Using the records provided below, locate and copy each line that contains the word "relativa".

- - - - -

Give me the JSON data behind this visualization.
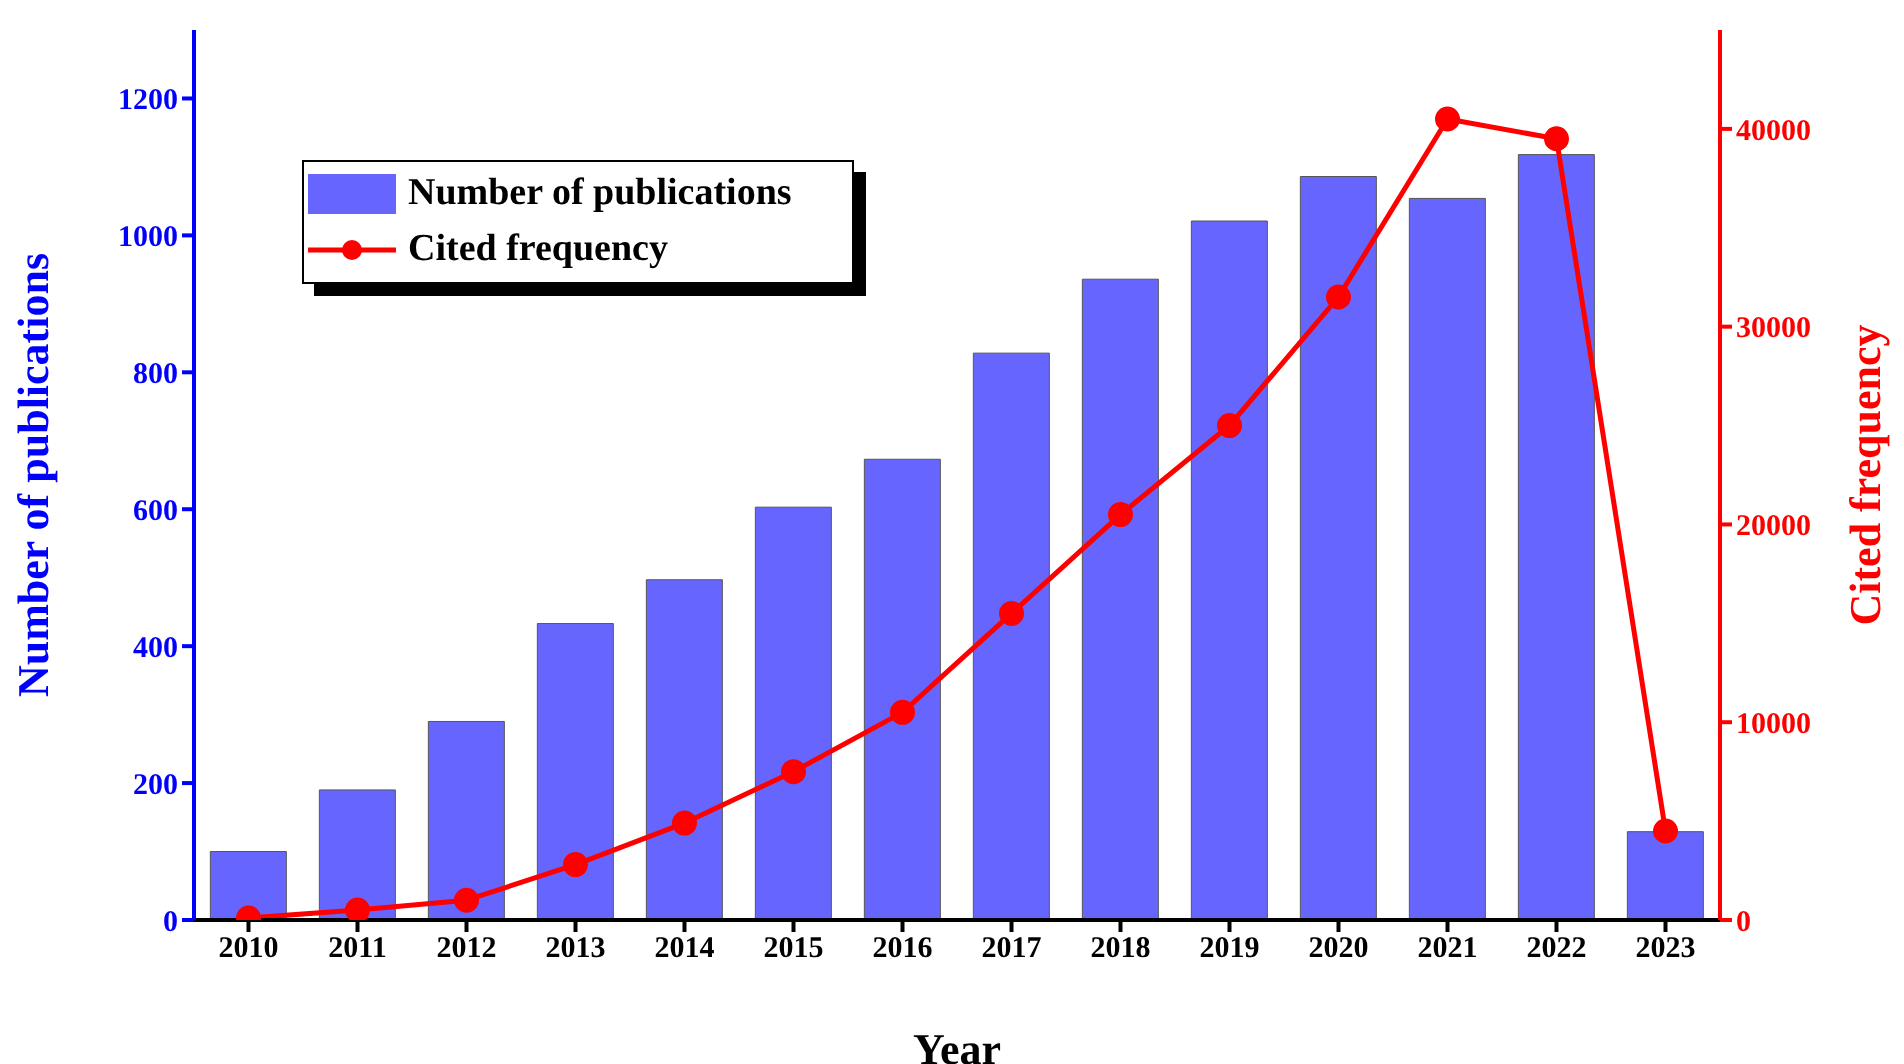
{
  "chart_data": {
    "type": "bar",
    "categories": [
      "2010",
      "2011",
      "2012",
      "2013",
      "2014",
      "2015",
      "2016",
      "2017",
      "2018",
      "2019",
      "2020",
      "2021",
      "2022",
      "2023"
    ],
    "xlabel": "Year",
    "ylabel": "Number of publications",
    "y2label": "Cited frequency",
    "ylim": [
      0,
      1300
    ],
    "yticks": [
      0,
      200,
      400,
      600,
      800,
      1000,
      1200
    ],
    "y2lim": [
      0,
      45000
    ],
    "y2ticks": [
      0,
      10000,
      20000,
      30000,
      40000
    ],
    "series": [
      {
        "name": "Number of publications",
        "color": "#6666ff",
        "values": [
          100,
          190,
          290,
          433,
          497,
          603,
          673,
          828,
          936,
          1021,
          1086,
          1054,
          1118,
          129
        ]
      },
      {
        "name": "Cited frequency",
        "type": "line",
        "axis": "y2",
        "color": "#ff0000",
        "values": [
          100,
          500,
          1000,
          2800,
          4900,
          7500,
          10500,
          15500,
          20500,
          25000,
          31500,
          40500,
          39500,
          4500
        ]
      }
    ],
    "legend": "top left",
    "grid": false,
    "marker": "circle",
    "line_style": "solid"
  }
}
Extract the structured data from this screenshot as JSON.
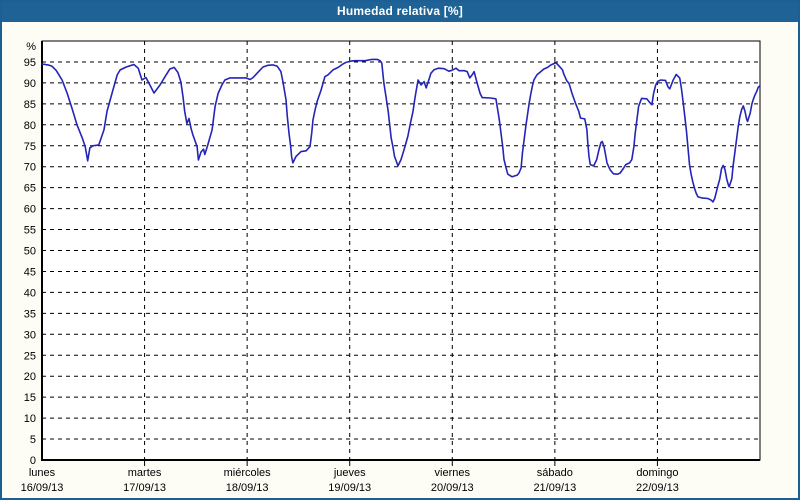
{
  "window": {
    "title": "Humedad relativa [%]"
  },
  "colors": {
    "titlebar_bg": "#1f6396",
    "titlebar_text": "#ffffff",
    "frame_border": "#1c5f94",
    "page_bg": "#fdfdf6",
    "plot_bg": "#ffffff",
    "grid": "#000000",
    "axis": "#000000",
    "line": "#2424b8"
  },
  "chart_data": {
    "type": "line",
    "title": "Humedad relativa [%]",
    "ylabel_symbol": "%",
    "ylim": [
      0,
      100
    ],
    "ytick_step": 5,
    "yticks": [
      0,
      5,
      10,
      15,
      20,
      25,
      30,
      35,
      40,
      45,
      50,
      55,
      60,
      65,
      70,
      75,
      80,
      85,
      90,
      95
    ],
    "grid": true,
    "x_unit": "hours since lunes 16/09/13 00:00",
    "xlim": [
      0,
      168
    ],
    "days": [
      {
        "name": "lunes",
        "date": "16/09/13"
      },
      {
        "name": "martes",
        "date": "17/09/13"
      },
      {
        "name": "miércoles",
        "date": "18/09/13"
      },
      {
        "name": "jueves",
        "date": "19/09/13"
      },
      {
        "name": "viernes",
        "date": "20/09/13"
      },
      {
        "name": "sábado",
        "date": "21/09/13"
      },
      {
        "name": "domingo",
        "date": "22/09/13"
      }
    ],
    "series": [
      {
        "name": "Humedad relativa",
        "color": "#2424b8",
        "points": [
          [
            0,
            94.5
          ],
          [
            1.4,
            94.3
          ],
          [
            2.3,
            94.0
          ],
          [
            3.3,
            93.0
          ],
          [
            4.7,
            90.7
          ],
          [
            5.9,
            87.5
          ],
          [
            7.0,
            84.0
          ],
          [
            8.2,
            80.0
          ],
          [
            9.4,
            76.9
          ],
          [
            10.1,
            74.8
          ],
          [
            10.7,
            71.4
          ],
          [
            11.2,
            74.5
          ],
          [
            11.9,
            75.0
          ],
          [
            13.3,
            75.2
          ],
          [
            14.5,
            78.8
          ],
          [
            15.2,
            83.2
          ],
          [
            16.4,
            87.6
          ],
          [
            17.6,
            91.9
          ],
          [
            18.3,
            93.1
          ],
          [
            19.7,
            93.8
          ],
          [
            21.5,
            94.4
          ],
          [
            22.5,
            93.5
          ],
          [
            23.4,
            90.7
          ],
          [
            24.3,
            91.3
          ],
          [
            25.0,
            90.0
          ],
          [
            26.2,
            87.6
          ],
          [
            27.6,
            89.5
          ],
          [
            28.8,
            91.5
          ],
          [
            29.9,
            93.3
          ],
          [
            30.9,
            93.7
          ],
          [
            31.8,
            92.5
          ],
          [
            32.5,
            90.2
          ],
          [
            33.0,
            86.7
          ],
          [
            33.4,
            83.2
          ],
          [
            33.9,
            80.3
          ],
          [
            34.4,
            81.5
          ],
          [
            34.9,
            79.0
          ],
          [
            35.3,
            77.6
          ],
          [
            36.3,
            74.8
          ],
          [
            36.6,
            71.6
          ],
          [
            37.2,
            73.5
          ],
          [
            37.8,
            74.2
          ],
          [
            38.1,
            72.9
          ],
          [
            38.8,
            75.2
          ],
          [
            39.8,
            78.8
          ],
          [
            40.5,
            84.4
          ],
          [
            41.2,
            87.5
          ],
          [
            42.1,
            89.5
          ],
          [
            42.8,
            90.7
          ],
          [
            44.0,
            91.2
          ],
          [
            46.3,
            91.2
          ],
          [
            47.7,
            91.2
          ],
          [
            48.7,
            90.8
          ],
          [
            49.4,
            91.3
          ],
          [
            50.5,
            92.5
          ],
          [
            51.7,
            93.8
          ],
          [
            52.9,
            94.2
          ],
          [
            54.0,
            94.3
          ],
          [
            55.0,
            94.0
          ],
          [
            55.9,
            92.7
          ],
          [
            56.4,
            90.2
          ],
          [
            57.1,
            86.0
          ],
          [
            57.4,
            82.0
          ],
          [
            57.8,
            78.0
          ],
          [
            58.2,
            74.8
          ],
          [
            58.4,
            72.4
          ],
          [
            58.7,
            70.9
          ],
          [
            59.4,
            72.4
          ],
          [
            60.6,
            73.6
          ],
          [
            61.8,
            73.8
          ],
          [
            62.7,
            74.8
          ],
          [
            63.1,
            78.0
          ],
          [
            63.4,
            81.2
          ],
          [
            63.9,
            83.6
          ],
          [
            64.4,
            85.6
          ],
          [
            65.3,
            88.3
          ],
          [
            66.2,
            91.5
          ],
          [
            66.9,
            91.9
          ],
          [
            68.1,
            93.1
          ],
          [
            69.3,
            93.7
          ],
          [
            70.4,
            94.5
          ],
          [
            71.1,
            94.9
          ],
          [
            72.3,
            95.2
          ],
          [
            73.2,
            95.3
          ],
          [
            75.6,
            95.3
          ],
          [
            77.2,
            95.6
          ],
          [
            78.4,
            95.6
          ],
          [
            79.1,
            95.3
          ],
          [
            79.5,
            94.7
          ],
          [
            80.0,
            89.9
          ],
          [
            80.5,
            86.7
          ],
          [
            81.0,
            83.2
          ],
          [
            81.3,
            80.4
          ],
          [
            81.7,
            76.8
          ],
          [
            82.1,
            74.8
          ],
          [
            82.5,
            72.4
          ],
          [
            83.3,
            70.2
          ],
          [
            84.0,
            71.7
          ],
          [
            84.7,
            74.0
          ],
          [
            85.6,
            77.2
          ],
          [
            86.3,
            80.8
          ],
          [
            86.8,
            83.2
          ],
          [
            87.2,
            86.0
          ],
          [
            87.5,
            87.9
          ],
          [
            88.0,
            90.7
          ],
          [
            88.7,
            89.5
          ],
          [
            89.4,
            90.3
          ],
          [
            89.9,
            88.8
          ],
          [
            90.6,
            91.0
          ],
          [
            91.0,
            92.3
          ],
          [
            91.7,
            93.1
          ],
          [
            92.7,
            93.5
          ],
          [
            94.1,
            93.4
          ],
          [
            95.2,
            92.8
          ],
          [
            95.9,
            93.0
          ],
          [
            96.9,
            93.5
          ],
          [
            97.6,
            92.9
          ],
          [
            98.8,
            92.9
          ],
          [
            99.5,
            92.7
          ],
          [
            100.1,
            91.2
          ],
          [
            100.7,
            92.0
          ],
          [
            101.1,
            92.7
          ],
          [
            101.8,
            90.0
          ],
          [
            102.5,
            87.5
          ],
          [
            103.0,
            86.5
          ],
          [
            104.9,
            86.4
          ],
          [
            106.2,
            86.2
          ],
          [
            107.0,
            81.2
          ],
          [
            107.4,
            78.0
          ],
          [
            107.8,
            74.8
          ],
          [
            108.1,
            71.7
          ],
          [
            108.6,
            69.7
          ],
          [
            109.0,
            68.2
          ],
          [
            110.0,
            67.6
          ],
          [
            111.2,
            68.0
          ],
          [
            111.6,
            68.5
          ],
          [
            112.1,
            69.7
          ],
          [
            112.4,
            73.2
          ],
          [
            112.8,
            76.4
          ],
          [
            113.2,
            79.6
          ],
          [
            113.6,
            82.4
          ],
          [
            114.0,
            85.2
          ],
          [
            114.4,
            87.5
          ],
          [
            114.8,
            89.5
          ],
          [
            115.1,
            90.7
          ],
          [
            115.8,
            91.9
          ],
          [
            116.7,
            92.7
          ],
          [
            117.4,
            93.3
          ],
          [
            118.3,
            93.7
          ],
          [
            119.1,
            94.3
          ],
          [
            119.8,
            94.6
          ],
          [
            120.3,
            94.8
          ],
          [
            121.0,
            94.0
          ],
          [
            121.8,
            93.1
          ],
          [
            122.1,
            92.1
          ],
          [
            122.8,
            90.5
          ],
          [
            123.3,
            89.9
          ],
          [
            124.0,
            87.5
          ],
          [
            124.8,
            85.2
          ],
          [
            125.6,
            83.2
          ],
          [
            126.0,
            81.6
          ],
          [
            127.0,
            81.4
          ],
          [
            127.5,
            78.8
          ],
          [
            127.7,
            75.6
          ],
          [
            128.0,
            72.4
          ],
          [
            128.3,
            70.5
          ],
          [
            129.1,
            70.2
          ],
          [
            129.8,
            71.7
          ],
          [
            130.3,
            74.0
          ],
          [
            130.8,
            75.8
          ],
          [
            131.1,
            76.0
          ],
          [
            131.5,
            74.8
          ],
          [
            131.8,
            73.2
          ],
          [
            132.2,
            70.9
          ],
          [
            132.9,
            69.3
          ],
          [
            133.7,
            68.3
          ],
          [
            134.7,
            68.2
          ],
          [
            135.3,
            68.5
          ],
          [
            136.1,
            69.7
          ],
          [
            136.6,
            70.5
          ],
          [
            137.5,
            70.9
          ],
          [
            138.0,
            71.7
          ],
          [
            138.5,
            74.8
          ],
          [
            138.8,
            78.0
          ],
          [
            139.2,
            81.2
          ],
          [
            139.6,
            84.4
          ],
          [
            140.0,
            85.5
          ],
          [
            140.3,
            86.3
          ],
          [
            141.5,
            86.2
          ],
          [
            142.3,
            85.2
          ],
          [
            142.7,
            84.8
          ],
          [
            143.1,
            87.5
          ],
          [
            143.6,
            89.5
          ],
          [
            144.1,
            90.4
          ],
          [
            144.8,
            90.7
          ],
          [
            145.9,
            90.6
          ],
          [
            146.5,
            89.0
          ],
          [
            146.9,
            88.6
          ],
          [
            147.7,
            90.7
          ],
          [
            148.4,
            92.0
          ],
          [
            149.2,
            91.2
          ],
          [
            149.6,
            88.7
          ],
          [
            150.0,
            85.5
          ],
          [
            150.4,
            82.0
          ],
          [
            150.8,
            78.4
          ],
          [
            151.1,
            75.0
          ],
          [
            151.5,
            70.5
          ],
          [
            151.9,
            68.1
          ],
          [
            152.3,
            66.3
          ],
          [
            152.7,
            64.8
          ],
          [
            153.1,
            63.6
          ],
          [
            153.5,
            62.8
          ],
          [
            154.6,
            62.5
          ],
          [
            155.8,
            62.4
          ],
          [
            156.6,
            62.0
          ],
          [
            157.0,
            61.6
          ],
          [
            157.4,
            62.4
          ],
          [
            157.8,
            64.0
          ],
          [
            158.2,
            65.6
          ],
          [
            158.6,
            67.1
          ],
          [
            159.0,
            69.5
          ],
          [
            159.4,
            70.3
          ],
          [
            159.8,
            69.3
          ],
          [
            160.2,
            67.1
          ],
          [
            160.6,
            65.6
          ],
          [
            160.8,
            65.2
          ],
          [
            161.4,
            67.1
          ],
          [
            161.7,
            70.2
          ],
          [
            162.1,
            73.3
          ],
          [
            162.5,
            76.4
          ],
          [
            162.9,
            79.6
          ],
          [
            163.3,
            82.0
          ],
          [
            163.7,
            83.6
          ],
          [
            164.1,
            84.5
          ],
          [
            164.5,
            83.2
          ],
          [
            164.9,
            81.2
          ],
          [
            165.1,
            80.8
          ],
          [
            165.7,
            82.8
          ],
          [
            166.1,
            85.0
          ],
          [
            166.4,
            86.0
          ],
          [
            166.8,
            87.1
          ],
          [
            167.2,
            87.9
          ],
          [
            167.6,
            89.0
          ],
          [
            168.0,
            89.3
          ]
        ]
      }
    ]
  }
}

- - - - -

• **Result for this task**:
    "title": "Humedad relativa [%]"
    "title": "Humedad relativa [%]",
        "name": "Humedad relativa",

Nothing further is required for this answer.